■ Data for processing:

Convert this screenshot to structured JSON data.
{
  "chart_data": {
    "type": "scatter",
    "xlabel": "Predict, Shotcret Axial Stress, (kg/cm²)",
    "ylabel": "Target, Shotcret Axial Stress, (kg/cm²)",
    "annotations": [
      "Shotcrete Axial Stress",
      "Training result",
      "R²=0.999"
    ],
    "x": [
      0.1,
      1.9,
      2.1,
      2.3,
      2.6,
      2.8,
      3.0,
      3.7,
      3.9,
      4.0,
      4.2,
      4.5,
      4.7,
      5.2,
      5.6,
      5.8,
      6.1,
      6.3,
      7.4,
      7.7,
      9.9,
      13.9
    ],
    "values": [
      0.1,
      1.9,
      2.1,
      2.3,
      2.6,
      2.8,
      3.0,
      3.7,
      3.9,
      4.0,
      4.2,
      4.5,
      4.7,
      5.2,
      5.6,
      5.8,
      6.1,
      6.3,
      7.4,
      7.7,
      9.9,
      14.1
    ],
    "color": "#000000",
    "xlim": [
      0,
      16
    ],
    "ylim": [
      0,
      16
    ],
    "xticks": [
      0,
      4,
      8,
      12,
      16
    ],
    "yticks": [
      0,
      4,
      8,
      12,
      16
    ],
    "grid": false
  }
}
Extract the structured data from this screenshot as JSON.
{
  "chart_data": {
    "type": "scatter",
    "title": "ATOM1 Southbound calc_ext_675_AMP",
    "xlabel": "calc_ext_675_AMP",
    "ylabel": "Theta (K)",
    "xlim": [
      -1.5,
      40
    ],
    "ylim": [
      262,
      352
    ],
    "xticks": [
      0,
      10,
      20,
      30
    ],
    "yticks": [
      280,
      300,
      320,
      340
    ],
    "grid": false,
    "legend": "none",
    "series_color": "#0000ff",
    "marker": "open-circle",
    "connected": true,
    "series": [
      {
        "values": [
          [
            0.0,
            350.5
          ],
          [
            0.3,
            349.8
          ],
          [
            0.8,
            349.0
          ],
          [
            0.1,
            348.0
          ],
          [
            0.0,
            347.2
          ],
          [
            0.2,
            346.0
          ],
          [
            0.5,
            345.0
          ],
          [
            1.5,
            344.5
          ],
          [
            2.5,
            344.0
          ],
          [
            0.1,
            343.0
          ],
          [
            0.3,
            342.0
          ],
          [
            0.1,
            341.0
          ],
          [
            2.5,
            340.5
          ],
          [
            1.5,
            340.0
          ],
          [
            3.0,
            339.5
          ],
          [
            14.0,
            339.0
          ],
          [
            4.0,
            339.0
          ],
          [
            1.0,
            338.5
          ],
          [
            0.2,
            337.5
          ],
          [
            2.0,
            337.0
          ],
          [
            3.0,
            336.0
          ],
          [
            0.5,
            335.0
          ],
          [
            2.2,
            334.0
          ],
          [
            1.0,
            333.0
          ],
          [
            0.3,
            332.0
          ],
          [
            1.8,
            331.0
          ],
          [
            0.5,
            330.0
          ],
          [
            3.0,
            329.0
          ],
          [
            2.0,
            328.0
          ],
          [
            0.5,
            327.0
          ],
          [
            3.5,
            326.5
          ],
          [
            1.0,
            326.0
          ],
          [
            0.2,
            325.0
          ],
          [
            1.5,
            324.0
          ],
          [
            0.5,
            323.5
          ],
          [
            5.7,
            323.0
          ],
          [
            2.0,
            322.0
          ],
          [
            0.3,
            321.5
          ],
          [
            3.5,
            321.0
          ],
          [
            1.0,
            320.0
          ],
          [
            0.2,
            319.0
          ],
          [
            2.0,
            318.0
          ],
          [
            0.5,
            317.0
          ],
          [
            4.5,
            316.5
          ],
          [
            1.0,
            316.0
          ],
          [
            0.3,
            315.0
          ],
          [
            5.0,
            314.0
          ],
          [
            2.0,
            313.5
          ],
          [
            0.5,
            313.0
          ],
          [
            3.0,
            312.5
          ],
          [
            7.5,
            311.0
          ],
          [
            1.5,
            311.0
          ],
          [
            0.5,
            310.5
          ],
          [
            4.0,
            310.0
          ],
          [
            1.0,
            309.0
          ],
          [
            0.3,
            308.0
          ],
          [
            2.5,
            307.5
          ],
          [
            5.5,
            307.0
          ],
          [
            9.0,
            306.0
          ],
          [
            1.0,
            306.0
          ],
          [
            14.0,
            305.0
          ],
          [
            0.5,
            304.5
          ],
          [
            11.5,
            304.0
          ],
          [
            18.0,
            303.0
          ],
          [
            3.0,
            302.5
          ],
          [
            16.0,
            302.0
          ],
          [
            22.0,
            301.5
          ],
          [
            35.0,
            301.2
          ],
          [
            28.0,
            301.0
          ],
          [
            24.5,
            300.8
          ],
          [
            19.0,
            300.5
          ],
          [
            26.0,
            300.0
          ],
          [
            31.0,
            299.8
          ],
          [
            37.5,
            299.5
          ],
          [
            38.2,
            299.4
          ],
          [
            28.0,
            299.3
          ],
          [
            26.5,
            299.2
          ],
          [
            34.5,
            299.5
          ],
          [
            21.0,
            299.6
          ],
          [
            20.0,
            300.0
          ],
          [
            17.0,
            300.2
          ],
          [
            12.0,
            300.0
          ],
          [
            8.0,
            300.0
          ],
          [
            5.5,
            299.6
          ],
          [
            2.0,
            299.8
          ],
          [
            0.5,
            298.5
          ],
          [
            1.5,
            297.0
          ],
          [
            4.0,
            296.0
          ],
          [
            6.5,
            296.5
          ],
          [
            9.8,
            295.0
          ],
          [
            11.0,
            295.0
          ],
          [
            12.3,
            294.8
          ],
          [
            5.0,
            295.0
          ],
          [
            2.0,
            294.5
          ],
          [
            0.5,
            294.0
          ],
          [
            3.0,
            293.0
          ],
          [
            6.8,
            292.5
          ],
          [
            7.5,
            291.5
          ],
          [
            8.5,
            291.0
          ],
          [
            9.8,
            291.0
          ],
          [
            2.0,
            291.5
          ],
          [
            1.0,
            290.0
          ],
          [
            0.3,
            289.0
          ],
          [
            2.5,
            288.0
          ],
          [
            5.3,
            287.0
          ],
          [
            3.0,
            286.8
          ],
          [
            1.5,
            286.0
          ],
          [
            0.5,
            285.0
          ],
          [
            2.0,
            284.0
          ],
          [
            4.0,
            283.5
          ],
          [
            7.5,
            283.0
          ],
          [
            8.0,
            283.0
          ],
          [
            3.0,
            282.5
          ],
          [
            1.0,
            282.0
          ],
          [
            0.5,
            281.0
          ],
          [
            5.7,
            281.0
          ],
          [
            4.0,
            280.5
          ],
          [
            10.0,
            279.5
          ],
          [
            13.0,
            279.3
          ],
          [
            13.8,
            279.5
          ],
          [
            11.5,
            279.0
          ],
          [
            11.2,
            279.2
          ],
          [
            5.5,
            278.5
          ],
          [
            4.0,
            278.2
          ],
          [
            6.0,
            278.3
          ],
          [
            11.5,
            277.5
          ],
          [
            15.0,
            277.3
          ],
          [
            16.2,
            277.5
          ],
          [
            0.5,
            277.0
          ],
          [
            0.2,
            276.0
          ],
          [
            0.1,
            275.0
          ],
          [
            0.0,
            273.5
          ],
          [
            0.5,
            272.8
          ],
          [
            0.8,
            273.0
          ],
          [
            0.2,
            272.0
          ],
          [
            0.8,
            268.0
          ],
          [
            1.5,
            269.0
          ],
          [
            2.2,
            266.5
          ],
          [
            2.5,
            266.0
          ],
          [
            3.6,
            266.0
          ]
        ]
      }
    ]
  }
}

■ Exercise requirements:
Copy every line of the records above that holds the word "xlabel".

■ Answer to this task:
    "xlabel": "Predict, Shotcret Axial Stress, (kg/cm²)",
    "xlabel": "calc_ext_675_AMP",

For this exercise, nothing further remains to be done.